#### [RECORD EXTRACTS]
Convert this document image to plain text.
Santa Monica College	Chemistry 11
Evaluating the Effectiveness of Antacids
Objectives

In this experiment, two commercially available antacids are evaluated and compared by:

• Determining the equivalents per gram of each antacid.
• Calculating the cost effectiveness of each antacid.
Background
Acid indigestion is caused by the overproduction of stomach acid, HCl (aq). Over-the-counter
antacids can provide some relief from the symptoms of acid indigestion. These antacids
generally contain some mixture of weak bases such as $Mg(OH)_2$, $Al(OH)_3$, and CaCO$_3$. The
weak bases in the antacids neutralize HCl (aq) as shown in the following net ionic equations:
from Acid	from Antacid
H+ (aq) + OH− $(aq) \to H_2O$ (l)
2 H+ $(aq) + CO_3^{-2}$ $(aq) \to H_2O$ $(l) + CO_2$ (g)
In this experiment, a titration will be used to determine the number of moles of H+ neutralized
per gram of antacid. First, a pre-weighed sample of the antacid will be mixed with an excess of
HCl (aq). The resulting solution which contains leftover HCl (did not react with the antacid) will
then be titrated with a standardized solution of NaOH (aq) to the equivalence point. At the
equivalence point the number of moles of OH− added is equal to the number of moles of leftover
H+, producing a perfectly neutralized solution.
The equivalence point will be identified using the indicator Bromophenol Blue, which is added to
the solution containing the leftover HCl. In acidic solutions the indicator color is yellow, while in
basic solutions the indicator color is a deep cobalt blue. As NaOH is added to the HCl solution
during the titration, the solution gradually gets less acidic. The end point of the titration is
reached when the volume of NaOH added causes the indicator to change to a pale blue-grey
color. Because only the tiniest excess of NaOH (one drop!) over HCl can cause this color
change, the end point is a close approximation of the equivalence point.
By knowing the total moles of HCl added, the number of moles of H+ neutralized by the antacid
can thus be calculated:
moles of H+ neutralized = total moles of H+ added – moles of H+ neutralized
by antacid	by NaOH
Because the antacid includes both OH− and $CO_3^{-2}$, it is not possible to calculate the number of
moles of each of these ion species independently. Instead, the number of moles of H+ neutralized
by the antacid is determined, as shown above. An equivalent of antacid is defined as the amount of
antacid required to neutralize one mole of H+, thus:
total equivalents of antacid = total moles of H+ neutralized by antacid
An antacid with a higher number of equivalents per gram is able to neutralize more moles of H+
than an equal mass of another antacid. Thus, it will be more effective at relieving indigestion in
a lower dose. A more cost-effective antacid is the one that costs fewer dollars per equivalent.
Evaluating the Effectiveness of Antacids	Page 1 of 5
==
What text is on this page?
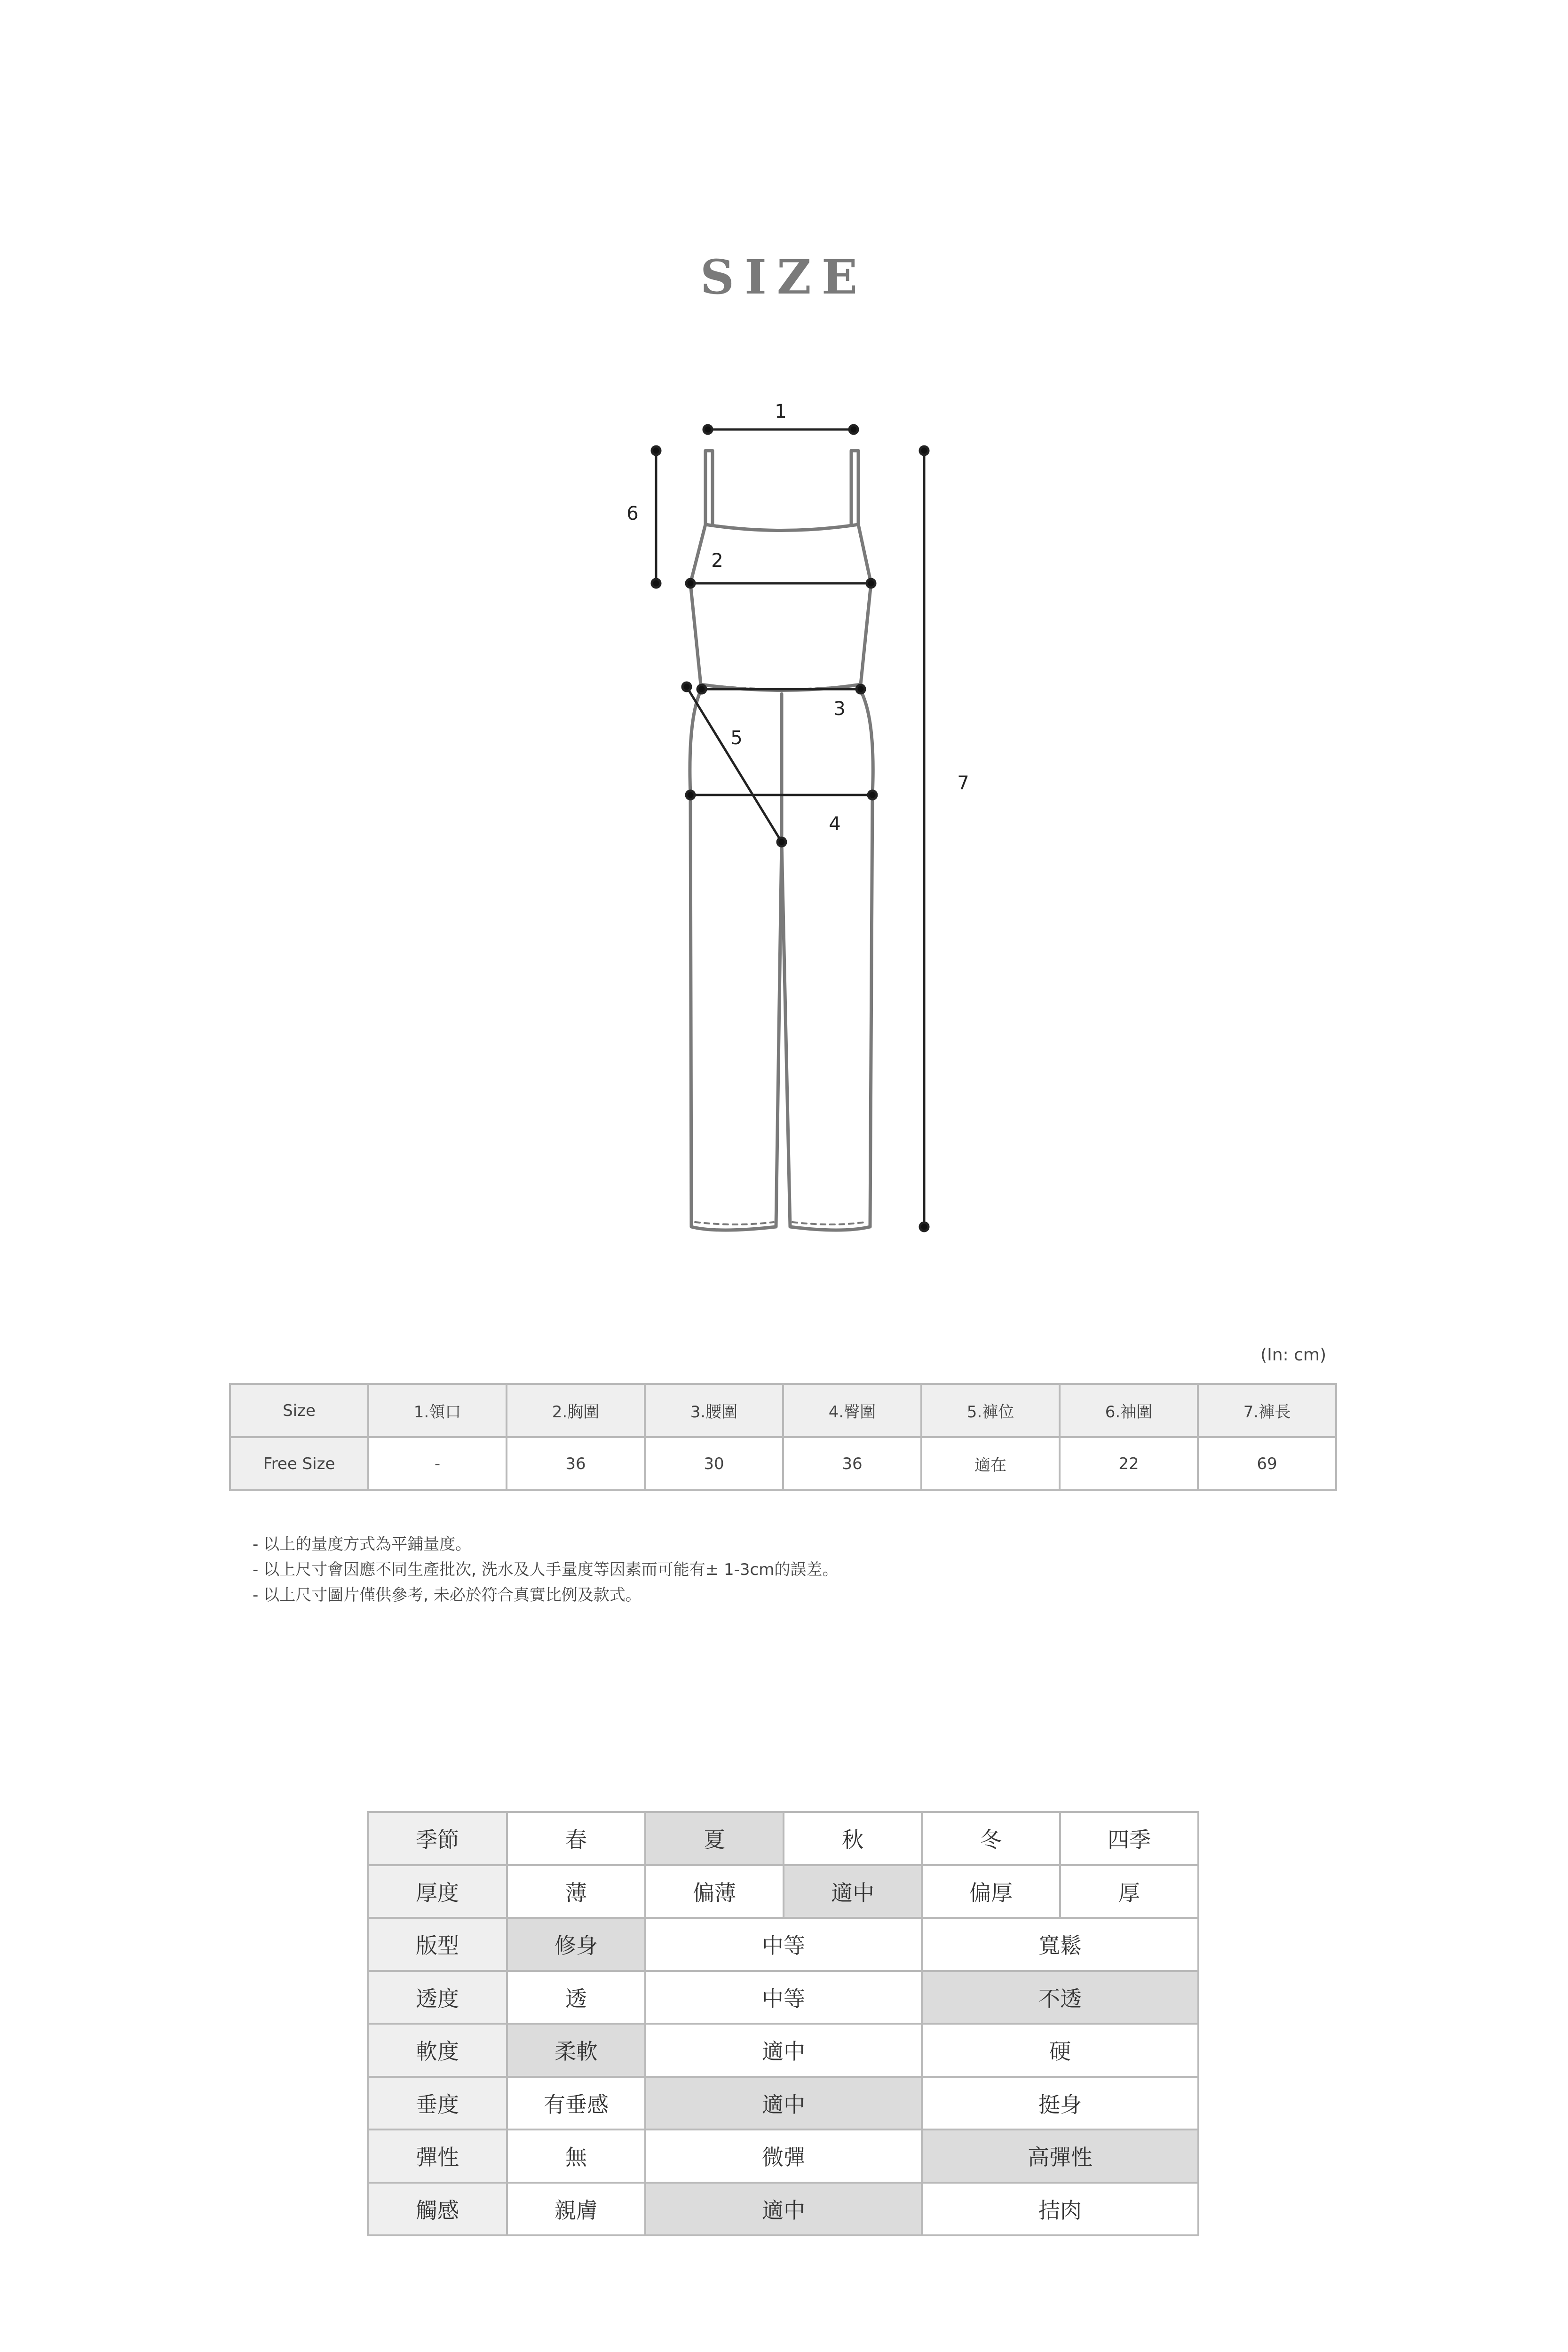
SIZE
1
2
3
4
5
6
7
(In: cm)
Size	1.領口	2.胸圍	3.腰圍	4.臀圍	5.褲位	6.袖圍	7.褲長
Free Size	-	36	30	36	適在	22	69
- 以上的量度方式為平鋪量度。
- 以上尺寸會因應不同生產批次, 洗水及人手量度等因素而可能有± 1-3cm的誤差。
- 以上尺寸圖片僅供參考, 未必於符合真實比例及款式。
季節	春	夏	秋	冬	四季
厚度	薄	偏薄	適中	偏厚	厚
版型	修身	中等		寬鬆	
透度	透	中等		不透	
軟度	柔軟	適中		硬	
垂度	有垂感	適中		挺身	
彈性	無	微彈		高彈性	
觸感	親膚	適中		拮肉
* * *
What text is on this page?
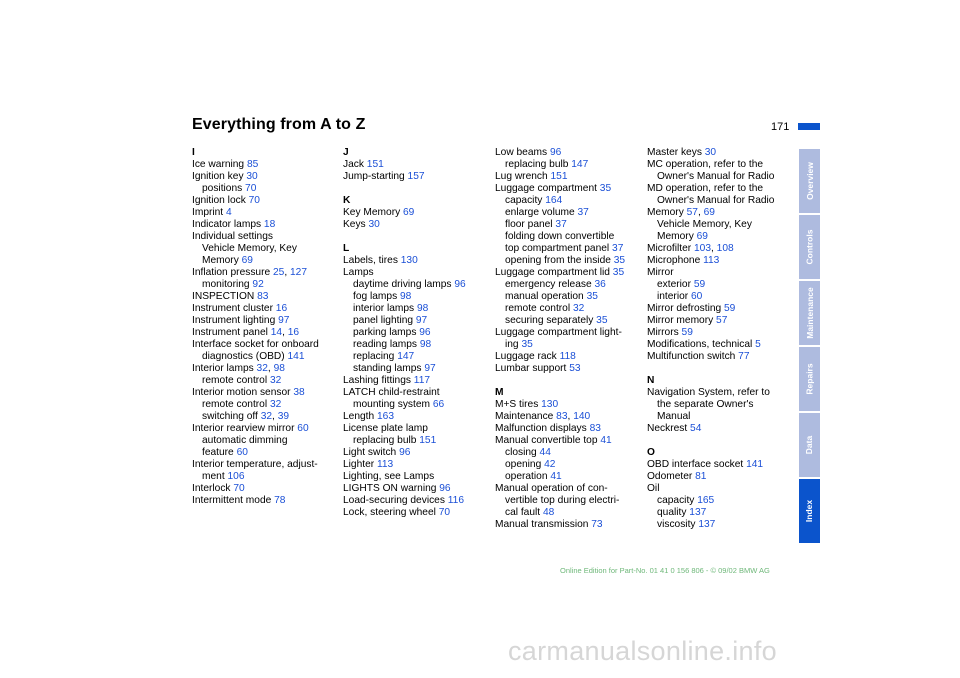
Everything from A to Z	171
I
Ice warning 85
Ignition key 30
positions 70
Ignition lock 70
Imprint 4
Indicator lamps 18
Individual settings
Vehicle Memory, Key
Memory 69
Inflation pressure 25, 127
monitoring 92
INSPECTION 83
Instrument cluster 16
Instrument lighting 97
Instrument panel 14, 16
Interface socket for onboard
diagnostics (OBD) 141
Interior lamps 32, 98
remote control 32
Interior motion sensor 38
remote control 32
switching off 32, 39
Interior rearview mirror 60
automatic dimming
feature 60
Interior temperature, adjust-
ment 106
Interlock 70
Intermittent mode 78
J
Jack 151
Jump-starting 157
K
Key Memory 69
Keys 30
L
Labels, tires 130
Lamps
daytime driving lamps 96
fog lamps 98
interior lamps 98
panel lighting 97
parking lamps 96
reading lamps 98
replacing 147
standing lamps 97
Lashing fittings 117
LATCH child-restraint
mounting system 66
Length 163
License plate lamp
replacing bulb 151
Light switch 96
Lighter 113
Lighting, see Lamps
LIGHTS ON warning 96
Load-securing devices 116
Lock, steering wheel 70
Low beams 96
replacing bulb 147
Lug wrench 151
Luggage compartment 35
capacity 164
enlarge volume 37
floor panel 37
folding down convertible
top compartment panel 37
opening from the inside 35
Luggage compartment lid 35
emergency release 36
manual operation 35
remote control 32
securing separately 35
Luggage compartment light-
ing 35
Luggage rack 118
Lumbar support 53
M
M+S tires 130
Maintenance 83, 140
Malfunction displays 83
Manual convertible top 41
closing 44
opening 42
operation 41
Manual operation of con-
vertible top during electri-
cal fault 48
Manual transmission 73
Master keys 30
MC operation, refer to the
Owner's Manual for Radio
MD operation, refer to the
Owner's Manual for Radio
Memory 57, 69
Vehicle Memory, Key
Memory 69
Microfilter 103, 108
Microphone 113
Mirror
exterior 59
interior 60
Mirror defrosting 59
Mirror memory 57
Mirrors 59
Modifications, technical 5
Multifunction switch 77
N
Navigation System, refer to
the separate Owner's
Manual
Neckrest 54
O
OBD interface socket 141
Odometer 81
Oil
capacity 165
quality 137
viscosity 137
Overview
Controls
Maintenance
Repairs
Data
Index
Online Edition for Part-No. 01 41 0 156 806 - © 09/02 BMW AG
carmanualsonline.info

#### [TASK TO COMPLETE]
Show every line in the records above that contains the word "shown".

#### [WRITTEN RESPONSE]
weak bases in the antacids neutralize HCl (aq) as shown in the following net ionic equations:
by the antacid is determined, as shown above. An equivalent of antacid is defined as the amount of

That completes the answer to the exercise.